Stated goal => Scan the material below for lines with the word "revenus" and report how many there are, with nothing added.

Dataset entries =>
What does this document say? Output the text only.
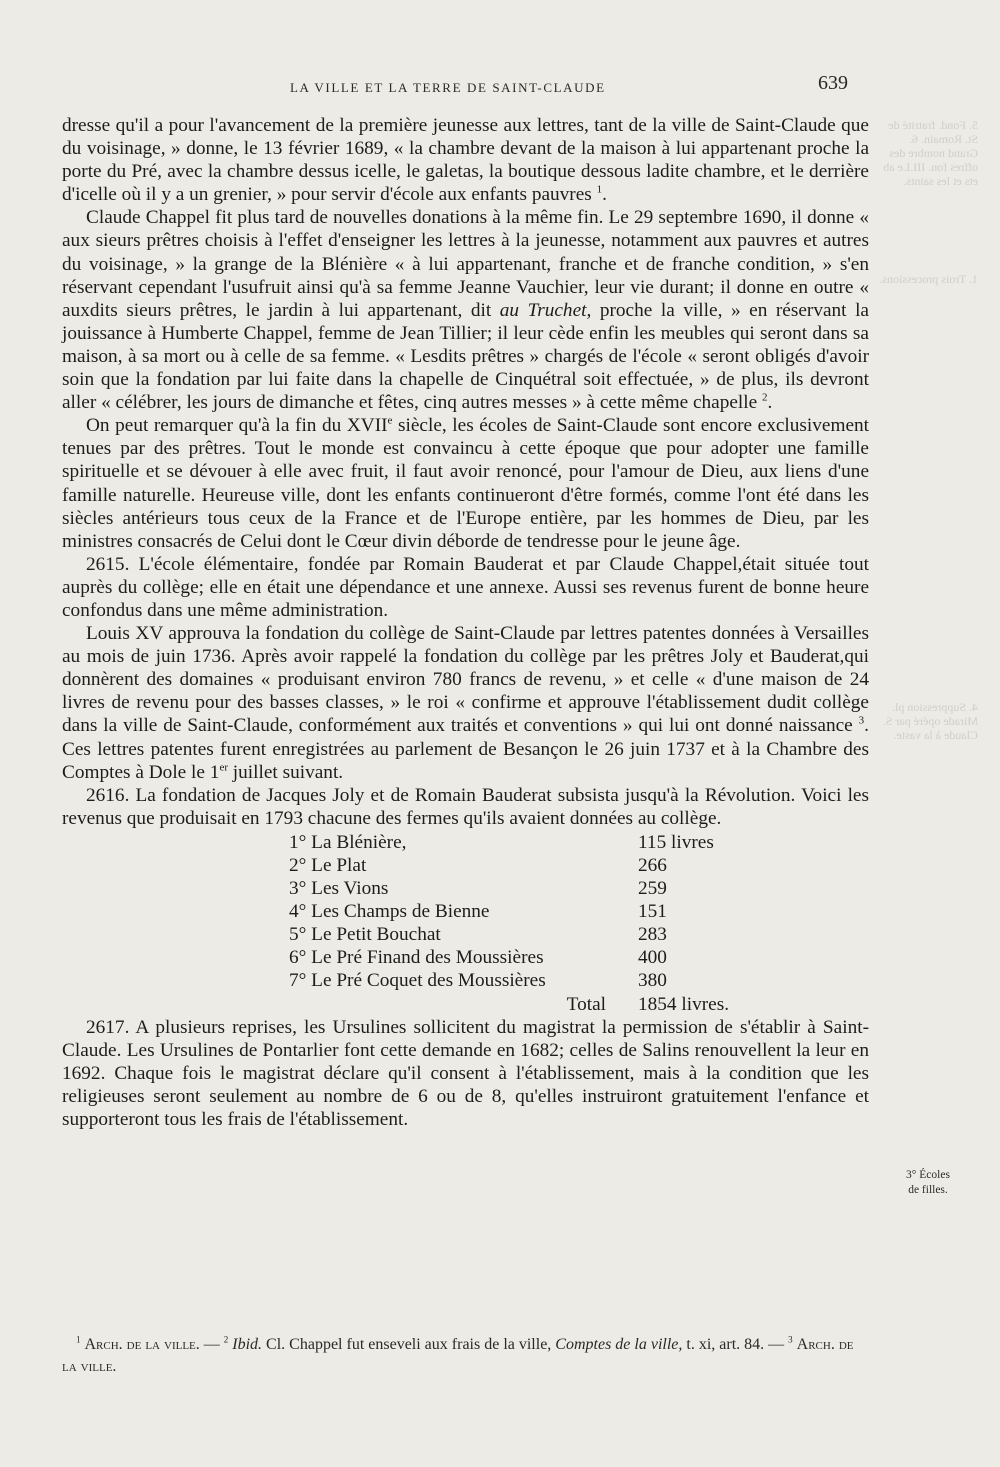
5. Fond. fratrité de St. Romain. 6. Grand nombre des offres fon. III.Le ab ets et les saints.
1. Trois processions.
4. Suppression pl. Mirade opéré par S. Claude à la vaste.
LA VILLE ET LA TERRE DE SAINT-CLAUDE	639

dresse qu'il a pour l'avancement de la première jeunesse aux lettres, tant de la ville de Saint-Claude que du voisinage, » donne, le 13 février 1689, « la chambre devant de la maison à lui appartenant proche la porte du Pré, avec la chambre dessus icelle, le galetas, la boutique dessous ladite chambre, et le derrière d'icelle où il y a un grenier, » pour servir d'école aux enfants pauvres $^1$.

Claude Chappel fit plus tard de nouvelles donations à la même fin. Le 29 septembre 1690, il donne « aux sieurs prêtres choisis à l'effet d'enseigner les lettres à la jeunesse, notamment aux pauvres et autres du voisinage, » la grange de la Blénière « à lui appartenant, franche et de franche condition, » s'en réservant cependant l'usufruit ainsi qu'à sa femme Jeanne Vauchier, leur vie durant; il donne en outre « auxdits sieurs prêtres, le jardin à lui appartenant, dit au Truchet, proche la ville, » en réservant la jouissance à Humberte Chappel, femme de Jean Tillier; il leur cède enfin les meubles qui seront dans sa maison, à sa mort ou à celle de sa femme. « Lesdits prêtres » chargés de l'école « seront obligés d'avoir soin que la fondation par lui faite dans la chapelle de Cinquétral soit effectuée, » de plus, ils devront aller « célébrer, les jours de dimanche et fêtes, cinq autres messes » à cette même chapelle $^2$.

On peut remarquer qu'à la fin du XVIIe siècle, les écoles de Saint-Claude sont encore exclusivement tenues par des prêtres. Tout le monde est convaincu à cette époque que pour adopter une famille spirituelle et se dévouer à elle avec fruit, il faut avoir renoncé, pour l'amour de Dieu, aux liens d'une famille naturelle. Heureuse ville, dont les enfants continueront d'être formés, comme l'ont été dans les siècles antérieurs tous ceux de la France et de l'Europe entière, par les hommes de Dieu, par les ministres consacrés de Celui dont le Cœur divin déborde de tendresse pour le jeune âge.

2615. L'école élémentaire, fondée par Romain Bauderat et par Claude Chappel,était située tout auprès du collège; elle en était une dépendance et une annexe. Aussi ses revenus furent de bonne heure confondus dans une même administration.

Louis XV approuva la fondation du collège de Saint-Claude par lettres patentes données à Versailles au mois de juin 1736. Après avoir rappelé la fondation du collège par les prêtres Joly et Bauderat,qui donnèrent des domaines « produisant environ 780 francs de revenu, » et celle « d'une maison de 24 livres de revenu pour des basses classes, » le roi « confirme et approuve l'établissement dudit collège dans la ville de Saint-Claude, conformément aux traités et conventions » qui lui ont donné naissance $^3$. Ces lettres patentes furent enregistrées au parlement de Besançon le 26 juin 1737 et à la Chambre des Comptes à Dole le 1er juillet suivant.

2616. La fondation de Jacques Joly et de Romain Bauderat subsista jusqu'à la Révolution. Voici les revenus que produisait en 1793 chacune des fermes qu'ils avaient données au collège.

1° La Blénière,	115 livres
2° Le Plat	266
3° Les Vions	259
4° Les Champs de Bienne	151
5° Le Petit Bouchat	283
6° Le Pré Finand des Moussières	400
7° Le Pré Coquet des Moussières	380
Total	1854 livres.

2617. A plusieurs reprises, les Ursulines sollicitent du magistrat la permission de s'établir à Saint-Claude. Les Ursulines de Pontarlier font cette demande en 1682; celles de Salins renouvellent la leur en 1692. Chaque fois le magistrat déclare qu'il consent à l'établissement, mais à la condition que les religieuses seront seulement au nombre de 6 ou de 8, qu'elles instruiront gratuitement l'enfance et supporteront tous les frais de l'établissement.

3° Écoles
de filles.

$^1$ Arch. de la ville. — $^2$ Ibid. Cl. Chappel fut enseveli aux frais de la ville, Comptes de la ville, t. xi, art. 84. — $^3$ Arch. de la ville.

Exercise result => 2